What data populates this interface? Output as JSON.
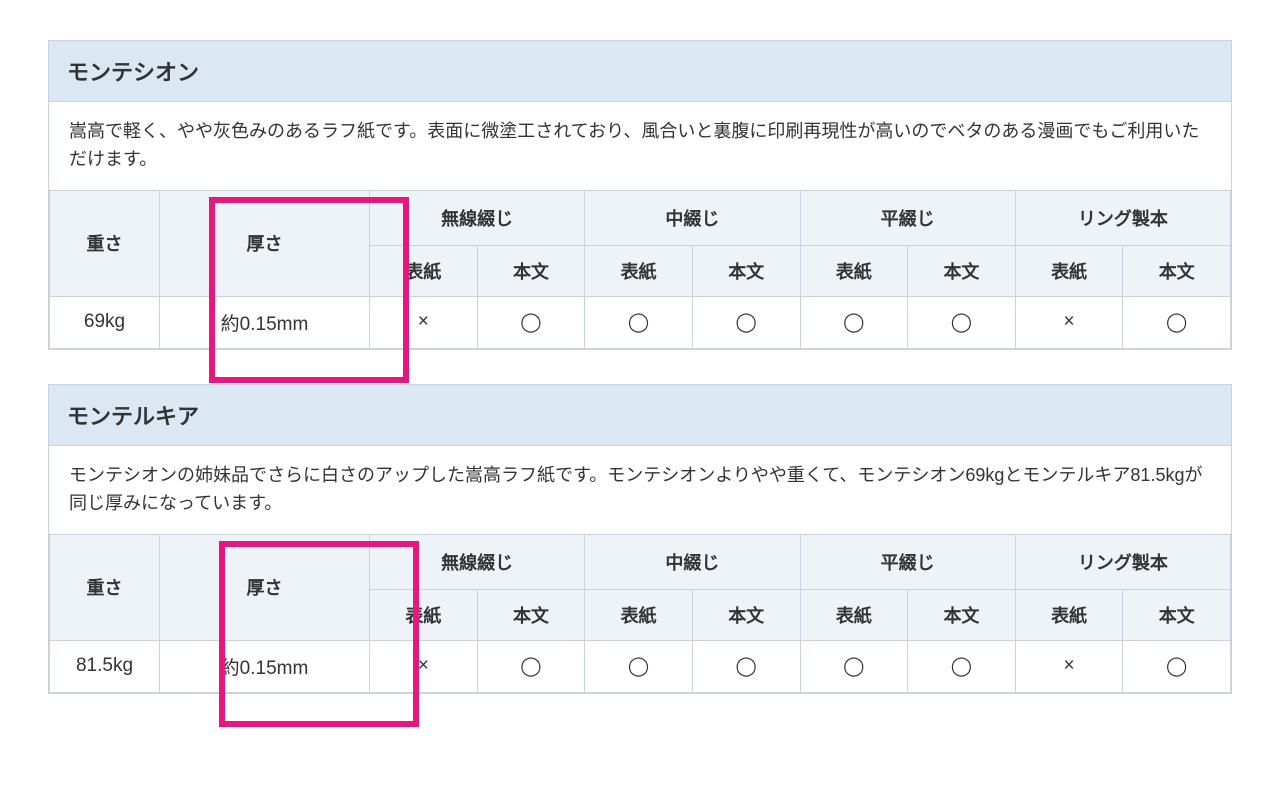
{
  "common": {
    "weight_header": "重さ",
    "thickness_header": "厚さ",
    "binding_groups": [
      "無線綴じ",
      "中綴じ",
      "平綴じ",
      "リング製本"
    ],
    "sub_headers": [
      "表紙",
      "本文"
    ],
    "mark_yes": "◯",
    "mark_no": "×"
  },
  "panels": [
    {
      "title": "モンテシオン",
      "description": "嵩高で軽く、やや灰色みのあるラフ紙です。表面に微塗工されており、風合いと裏腹に印刷再現性が高いのでベタのある漫画でもご利用いただけます。",
      "row": {
        "weight": "69kg",
        "thickness": "約0.15mm",
        "cells": [
          "no",
          "yes",
          "yes",
          "yes",
          "yes",
          "yes",
          "no",
          "yes"
        ]
      }
    },
    {
      "title": "モンテルキア",
      "description": "モンテシオンの姉妹品でさらに白さのアップした嵩高ラフ紙です。モンテシオンよりやや重くて、モンテシオン69kgとモンテルキア81.5kgが同じ厚みになっています。",
      "row": {
        "weight": "81.5kg",
        "thickness": "約0.15mm",
        "cells": [
          "no",
          "yes",
          "yes",
          "yes",
          "yes",
          "yes",
          "no",
          "yes"
        ]
      }
    }
  ]
}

* * * * * * *

WHAT IS NEEDED. Transcribe all the lines above exactly, apart from the pictures.

FINISHED TASK.
What data populates this interface? Output as JSON.
{
  "common": {
    "weight_header": "重さ",
    "thickness_header": "厚さ",
    "binding_groups": [
      "無線綴じ",
      "中綴じ",
      "平綴じ",
      "リング製本"
    ],
    "sub_headers": [
      "表紙",
      "本文"
    ],
    "mark_yes": "◯",
    "mark_no": "×"
  },
  "panels": [
    {
      "title": "モンテシオン",
      "description": "嵩高で軽く、やや灰色みのあるラフ紙です。表面に微塗工されており、風合いと裏腹に印刷再現性が高いのでベタのある漫画でもご利用いただけます。",
      "row": {
        "weight": "69kg",
        "thickness": "約0.15mm",
        "cells": [
          "no",
          "yes",
          "yes",
          "yes",
          "yes",
          "yes",
          "no",
          "yes"
        ]
      }
    },
    {
      "title": "モンテルキア",
      "description": "モンテシオンの姉妹品でさらに白さのアップした嵩高ラフ紙です。モンテシオンよりやや重くて、モンテシオン69kgとモンテルキア81.5kgが同じ厚みになっています。",
      "row": {
        "weight": "81.5kg",
        "thickness": "約0.15mm",
        "cells": [
          "no",
          "yes",
          "yes",
          "yes",
          "yes",
          "yes",
          "no",
          "yes"
        ]
      }
    }
  ]
}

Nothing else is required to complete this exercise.